(Saved entries)
======
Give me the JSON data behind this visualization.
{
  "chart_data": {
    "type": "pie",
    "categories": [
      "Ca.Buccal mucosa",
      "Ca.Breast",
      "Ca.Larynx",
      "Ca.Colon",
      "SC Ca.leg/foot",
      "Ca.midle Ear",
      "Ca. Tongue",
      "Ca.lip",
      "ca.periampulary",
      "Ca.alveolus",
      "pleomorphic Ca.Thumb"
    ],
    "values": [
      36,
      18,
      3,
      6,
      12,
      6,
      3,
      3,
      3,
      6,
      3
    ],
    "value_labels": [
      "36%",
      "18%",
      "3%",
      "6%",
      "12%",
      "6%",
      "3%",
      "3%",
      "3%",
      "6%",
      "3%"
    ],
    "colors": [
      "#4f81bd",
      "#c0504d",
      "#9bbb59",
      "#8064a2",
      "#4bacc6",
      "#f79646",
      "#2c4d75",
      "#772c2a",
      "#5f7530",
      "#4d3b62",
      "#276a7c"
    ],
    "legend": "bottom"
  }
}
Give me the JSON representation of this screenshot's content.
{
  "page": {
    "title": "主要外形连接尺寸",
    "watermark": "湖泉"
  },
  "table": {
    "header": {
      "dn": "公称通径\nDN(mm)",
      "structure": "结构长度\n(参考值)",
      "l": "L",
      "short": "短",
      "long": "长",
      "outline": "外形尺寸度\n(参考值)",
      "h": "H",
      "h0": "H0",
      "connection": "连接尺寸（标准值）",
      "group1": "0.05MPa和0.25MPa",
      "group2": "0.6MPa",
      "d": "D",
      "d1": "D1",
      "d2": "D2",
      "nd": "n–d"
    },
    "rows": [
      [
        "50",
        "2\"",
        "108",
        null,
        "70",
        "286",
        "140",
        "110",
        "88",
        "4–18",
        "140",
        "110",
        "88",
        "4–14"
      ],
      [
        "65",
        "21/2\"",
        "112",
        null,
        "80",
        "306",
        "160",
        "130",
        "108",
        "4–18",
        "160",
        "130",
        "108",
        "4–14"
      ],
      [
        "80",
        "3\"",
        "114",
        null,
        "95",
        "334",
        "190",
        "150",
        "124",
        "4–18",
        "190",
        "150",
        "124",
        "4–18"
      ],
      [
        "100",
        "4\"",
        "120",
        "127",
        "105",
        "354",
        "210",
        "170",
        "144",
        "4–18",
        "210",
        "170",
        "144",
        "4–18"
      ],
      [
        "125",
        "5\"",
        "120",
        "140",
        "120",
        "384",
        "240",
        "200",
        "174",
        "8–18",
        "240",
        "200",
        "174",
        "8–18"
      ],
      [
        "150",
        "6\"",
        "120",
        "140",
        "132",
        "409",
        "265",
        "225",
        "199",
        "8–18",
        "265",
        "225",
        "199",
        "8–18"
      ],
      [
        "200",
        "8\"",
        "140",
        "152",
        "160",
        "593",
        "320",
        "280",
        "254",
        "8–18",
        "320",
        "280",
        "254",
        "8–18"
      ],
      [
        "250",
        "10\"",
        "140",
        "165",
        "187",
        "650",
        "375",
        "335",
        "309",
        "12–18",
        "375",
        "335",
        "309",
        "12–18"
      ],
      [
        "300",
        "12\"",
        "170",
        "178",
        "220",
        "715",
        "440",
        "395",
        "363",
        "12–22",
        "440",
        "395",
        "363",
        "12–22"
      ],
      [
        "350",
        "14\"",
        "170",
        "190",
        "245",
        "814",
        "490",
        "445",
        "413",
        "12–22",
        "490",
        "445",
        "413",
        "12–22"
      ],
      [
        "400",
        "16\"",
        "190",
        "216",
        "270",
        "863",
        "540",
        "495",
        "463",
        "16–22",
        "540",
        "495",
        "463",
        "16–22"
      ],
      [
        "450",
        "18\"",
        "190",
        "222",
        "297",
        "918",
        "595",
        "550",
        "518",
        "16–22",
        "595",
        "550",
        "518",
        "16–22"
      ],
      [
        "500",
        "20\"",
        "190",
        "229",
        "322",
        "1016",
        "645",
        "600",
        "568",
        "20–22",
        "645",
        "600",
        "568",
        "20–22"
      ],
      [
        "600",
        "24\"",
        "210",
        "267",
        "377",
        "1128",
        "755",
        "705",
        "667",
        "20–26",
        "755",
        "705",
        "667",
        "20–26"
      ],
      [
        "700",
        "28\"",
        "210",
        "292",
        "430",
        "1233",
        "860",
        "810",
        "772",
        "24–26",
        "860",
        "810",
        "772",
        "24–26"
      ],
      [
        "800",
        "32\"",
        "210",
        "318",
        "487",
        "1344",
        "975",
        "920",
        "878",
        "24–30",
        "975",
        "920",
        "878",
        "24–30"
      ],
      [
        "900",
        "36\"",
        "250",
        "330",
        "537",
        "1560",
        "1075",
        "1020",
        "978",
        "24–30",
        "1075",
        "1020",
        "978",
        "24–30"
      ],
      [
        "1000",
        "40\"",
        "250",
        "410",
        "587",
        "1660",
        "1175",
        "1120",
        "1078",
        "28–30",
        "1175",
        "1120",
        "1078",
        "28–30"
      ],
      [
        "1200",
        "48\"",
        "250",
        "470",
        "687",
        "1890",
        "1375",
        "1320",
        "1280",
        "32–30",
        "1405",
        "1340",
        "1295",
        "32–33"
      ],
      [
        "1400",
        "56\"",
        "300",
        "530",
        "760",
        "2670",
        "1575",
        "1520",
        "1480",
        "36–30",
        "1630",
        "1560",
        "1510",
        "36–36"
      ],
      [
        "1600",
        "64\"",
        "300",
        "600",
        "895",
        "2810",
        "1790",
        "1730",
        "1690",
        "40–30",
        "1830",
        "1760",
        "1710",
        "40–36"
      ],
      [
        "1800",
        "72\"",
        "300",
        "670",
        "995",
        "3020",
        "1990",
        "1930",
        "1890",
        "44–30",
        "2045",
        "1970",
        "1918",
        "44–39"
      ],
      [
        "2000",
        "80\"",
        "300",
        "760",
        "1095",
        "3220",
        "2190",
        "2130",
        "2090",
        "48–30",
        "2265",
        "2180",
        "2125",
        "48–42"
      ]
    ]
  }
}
======
TASK TO CARRY OUT
All records above must be set down exactly, please.

ANSWER FOR THIS EXERCISE
Give me the JSON data behind this visualization.
{
  "chart_data": {
    "type": "pie",
    "categories": [
      "Ca.Buccal mucosa",
      "Ca.Breast",
      "Ca.Larynx",
      "Ca.Colon",
      "SC Ca.leg/foot",
      "Ca.midle Ear",
      "Ca. Tongue",
      "Ca.lip",
      "ca.periampulary",
      "Ca.alveolus",
      "pleomorphic Ca.Thumb"
    ],
    "values": [
      36,
      18,
      3,
      6,
      12,
      6,
      3,
      3,
      3,
      6,
      3
    ],
    "value_labels": [
      "36%",
      "18%",
      "3%",
      "6%",
      "12%",
      "6%",
      "3%",
      "3%",
      "3%",
      "6%",
      "3%"
    ],
    "colors": [
      "#4f81bd",
      "#c0504d",
      "#9bbb59",
      "#8064a2",
      "#4bacc6",
      "#f79646",
      "#2c4d75",
      "#772c2a",
      "#5f7530",
      "#4d3b62",
      "#276a7c"
    ],
    "legend": "bottom"
  }
}
Give me the JSON representation of this screenshot's content.
{
  "page": {
    "title": "主要外形连接尺寸",
    "watermark": "湖泉"
  },
  "table": {
    "header": {
      "dn": "公称通径\nDN(mm)",
      "structure": "结构长度\n(参考值)",
      "l": "L",
      "short": "短",
      "long": "长",
      "outline": "外形尺寸度\n(参考值)",
      "h": "H",
      "h0": "H0",
      "connection": "连接尺寸（标准值）",
      "group1": "0.05MPa和0.25MPa",
      "group2": "0.6MPa",
      "d": "D",
      "d1": "D1",
      "d2": "D2",
      "nd": "n–d"
    },
    "rows": [
      [
        "50",
        "2\"",
        "108",
        null,
        "70",
        "286",
        "140",
        "110",
        "88",
        "4–18",
        "140",
        "110",
        "88",
        "4–14"
      ],
      [
        "65",
        "21/2\"",
        "112",
        null,
        "80",
        "306",
        "160",
        "130",
        "108",
        "4–18",
        "160",
        "130",
        "108",
        "4–14"
      ],
      [
        "80",
        "3\"",
        "114",
        null,
        "95",
        "334",
        "190",
        "150",
        "124",
        "4–18",
        "190",
        "150",
        "124",
        "4–18"
      ],
      [
        "100",
        "4\"",
        "120",
        "127",
        "105",
        "354",
        "210",
        "170",
        "144",
        "4–18",
        "210",
        "170",
        "144",
        "4–18"
      ],
      [
        "125",
        "5\"",
        "120",
        "140",
        "120",
        "384",
        "240",
        "200",
        "174",
        "8–18",
        "240",
        "200",
        "174",
        "8–18"
      ],
      [
        "150",
        "6\"",
        "120",
        "140",
        "132",
        "409",
        "265",
        "225",
        "199",
        "8–18",
        "265",
        "225",
        "199",
        "8–18"
      ],
      [
        "200",
        "8\"",
        "140",
        "152",
        "160",
        "593",
        "320",
        "280",
        "254",
        "8–18",
        "320",
        "280",
        "254",
        "8–18"
      ],
      [
        "250",
        "10\"",
        "140",
        "165",
        "187",
        "650",
        "375",
        "335",
        "309",
        "12–18",
        "375",
        "335",
        "309",
        "12–18"
      ],
      [
        "300",
        "12\"",
        "170",
        "178",
        "220",
        "715",
        "440",
        "395",
        "363",
        "12–22",
        "440",
        "395",
        "363",
        "12–22"
      ],
      [
        "350",
        "14\"",
        "170",
        "190",
        "245",
        "814",
        "490",
        "445",
        "413",
        "12–22",
        "490",
        "445",
        "413",
        "12–22"
      ],
      [
        "400",
        "16\"",
        "190",
        "216",
        "270",
        "863",
        "540",
        "495",
        "463",
        "16–22",
        "540",
        "495",
        "463",
        "16–22"
      ],
      [
        "450",
        "18\"",
        "190",
        "222",
        "297",
        "918",
        "595",
        "550",
        "518",
        "16–22",
        "595",
        "550",
        "518",
        "16–22"
      ],
      [
        "500",
        "20\"",
        "190",
        "229",
        "322",
        "1016",
        "645",
        "600",
        "568",
        "20–22",
        "645",
        "600",
        "568",
        "20–22"
      ],
      [
        "600",
        "24\"",
        "210",
        "267",
        "377",
        "1128",
        "755",
        "705",
        "667",
        "20–26",
        "755",
        "705",
        "667",
        "20–26"
      ],
      [
        "700",
        "28\"",
        "210",
        "292",
        "430",
        "1233",
        "860",
        "810",
        "772",
        "24–26",
        "860",
        "810",
        "772",
        "24–26"
      ],
      [
        "800",
        "32\"",
        "210",
        "318",
        "487",
        "1344",
        "975",
        "920",
        "878",
        "24–30",
        "975",
        "920",
        "878",
        "24–30"
      ],
      [
        "900",
        "36\"",
        "250",
        "330",
        "537",
        "1560",
        "1075",
        "1020",
        "978",
        "24–30",
        "1075",
        "1020",
        "978",
        "24–30"
      ],
      [
        "1000",
        "40\"",
        "250",
        "410",
        "587",
        "1660",
        "1175",
        "1120",
        "1078",
        "28–30",
        "1175",
        "1120",
        "1078",
        "28–30"
      ],
      [
        "1200",
        "48\"",
        "250",
        "470",
        "687",
        "1890",
        "1375",
        "1320",
        "1280",
        "32–30",
        "1405",
        "1340",
        "1295",
        "32–33"
      ],
      [
        "1400",
        "56\"",
        "300",
        "530",
        "760",
        "2670",
        "1575",
        "1520",
        "1480",
        "36–30",
        "1630",
        "1560",
        "1510",
        "36–36"
      ],
      [
        "1600",
        "64\"",
        "300",
        "600",
        "895",
        "2810",
        "1790",
        "1730",
        "1690",
        "40–30",
        "1830",
        "1760",
        "1710",
        "40–36"
      ],
      [
        "1800",
        "72\"",
        "300",
        "670",
        "995",
        "3020",
        "1990",
        "1930",
        "1890",
        "44–30",
        "2045",
        "1970",
        "1918",
        "44–39"
      ],
      [
        "2000",
        "80\"",
        "300",
        "760",
        "1095",
        "3220",
        "2190",
        "2130",
        "2090",
        "48–30",
        "2265",
        "2180",
        "2125",
        "48–42"
      ]
    ]
  }
}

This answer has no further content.